### [Stated task]
Pick out every line with the word "annotation" and copy it.

### [Material to process]
▼

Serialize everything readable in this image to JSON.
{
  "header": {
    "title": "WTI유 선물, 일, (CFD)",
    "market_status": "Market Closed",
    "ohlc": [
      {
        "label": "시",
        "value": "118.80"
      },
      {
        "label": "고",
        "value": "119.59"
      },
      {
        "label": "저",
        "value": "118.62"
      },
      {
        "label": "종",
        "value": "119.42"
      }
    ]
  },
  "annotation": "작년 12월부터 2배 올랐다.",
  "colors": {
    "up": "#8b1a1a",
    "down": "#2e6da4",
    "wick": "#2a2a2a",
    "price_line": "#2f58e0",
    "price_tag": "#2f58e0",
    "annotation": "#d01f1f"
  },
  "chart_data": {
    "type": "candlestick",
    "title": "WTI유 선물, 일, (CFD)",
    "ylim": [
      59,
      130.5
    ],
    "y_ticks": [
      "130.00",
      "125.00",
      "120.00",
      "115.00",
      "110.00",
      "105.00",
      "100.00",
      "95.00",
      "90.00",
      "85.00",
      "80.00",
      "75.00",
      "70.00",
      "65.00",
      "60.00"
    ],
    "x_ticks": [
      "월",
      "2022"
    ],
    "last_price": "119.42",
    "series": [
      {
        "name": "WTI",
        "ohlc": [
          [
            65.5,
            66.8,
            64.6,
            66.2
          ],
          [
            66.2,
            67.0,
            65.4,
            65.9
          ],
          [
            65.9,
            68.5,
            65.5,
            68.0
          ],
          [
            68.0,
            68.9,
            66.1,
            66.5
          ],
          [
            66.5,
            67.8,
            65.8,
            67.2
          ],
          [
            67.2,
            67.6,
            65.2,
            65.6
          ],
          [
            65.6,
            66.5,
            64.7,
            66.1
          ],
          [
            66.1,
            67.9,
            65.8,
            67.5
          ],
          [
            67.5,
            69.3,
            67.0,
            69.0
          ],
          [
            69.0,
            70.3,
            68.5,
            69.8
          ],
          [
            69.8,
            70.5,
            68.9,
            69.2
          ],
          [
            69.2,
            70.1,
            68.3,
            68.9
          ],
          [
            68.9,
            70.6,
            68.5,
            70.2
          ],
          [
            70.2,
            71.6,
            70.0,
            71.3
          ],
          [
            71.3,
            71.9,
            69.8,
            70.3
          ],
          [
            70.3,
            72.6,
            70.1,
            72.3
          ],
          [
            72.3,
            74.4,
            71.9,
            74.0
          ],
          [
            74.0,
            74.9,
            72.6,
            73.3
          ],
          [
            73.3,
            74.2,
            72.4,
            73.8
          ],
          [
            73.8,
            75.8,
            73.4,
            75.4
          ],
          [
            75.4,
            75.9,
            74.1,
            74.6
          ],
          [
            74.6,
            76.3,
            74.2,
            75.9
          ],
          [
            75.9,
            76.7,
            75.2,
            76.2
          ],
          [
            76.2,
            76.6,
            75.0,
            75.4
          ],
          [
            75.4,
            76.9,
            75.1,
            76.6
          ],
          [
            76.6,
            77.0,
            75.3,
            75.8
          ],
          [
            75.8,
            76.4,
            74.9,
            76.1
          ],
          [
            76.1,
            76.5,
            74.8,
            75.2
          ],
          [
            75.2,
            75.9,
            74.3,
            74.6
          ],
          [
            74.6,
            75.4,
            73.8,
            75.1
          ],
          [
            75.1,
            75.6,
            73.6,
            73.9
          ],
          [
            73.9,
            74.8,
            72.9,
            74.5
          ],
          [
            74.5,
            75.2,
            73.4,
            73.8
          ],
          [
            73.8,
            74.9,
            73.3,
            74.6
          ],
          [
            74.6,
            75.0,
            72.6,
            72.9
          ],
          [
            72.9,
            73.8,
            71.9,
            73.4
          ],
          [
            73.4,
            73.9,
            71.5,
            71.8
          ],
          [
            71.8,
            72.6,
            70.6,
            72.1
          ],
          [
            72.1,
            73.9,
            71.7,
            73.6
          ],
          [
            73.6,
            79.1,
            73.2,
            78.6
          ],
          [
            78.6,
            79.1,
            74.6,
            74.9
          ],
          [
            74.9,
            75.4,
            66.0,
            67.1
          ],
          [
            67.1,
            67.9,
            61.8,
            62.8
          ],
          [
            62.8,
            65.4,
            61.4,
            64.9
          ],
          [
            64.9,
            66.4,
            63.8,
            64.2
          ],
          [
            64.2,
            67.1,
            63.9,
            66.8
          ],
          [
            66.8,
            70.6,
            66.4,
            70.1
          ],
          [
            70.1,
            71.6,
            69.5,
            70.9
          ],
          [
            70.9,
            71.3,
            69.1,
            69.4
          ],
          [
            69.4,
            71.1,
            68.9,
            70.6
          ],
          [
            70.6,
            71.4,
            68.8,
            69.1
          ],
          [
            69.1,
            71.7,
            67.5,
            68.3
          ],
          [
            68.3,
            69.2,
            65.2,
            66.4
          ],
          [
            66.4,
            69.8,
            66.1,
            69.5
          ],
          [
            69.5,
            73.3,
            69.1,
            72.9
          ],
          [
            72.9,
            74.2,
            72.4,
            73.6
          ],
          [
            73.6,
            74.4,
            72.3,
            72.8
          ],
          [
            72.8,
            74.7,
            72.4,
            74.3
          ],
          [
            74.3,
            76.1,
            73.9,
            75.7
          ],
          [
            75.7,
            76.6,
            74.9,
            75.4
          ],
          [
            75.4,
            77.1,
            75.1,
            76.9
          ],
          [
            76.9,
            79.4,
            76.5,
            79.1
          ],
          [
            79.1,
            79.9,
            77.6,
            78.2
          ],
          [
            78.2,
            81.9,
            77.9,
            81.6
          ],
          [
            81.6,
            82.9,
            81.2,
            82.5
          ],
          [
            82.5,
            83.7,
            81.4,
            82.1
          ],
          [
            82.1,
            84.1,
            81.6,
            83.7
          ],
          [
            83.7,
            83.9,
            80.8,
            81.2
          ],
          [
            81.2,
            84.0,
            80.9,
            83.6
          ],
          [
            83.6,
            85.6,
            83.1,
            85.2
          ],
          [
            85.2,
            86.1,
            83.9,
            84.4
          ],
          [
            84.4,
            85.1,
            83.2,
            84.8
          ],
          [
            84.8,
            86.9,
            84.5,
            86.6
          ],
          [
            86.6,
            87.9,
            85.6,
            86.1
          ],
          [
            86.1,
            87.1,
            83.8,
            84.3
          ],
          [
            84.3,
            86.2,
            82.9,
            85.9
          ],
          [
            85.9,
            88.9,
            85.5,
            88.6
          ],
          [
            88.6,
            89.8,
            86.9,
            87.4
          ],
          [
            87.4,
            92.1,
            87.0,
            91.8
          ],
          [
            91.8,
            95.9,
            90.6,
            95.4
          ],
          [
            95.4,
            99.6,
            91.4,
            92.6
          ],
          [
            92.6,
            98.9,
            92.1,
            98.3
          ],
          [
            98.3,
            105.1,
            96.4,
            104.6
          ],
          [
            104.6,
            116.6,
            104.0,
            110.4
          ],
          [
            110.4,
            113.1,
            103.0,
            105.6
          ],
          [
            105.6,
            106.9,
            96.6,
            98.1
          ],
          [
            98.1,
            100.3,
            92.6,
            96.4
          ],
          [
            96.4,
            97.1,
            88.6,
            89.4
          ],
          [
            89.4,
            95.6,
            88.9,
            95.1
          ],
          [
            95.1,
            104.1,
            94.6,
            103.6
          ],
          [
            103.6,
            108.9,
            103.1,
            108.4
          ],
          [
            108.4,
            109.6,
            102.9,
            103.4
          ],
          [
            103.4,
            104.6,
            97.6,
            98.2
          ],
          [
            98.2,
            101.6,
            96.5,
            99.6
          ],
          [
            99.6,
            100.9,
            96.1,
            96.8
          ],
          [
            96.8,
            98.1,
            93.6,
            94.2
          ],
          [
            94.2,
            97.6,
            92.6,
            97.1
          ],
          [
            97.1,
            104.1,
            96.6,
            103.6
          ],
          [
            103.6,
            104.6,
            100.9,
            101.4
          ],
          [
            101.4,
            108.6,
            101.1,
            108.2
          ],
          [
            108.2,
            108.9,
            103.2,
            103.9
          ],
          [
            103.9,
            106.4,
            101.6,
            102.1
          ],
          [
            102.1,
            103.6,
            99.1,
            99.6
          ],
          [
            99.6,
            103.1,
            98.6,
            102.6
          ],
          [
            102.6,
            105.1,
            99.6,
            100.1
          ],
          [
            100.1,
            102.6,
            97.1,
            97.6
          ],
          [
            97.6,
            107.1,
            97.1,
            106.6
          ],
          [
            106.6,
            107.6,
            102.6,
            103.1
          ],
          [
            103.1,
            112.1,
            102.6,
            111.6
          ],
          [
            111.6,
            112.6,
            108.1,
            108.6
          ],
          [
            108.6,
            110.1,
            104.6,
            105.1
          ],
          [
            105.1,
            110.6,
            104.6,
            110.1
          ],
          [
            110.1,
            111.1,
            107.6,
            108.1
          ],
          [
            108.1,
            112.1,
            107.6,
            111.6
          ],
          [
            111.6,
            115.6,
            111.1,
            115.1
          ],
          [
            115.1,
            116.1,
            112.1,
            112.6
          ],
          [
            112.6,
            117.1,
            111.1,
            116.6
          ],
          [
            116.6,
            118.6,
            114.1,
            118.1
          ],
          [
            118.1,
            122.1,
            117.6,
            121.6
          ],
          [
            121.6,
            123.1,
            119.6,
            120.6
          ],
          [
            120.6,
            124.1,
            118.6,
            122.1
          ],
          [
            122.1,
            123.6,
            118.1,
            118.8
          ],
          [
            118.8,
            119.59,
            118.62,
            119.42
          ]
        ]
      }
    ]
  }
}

▲

### [Completed task]
  "annotation": "작년 12월부터 2배 올랐다.",
    "annotation": "#d01f1f"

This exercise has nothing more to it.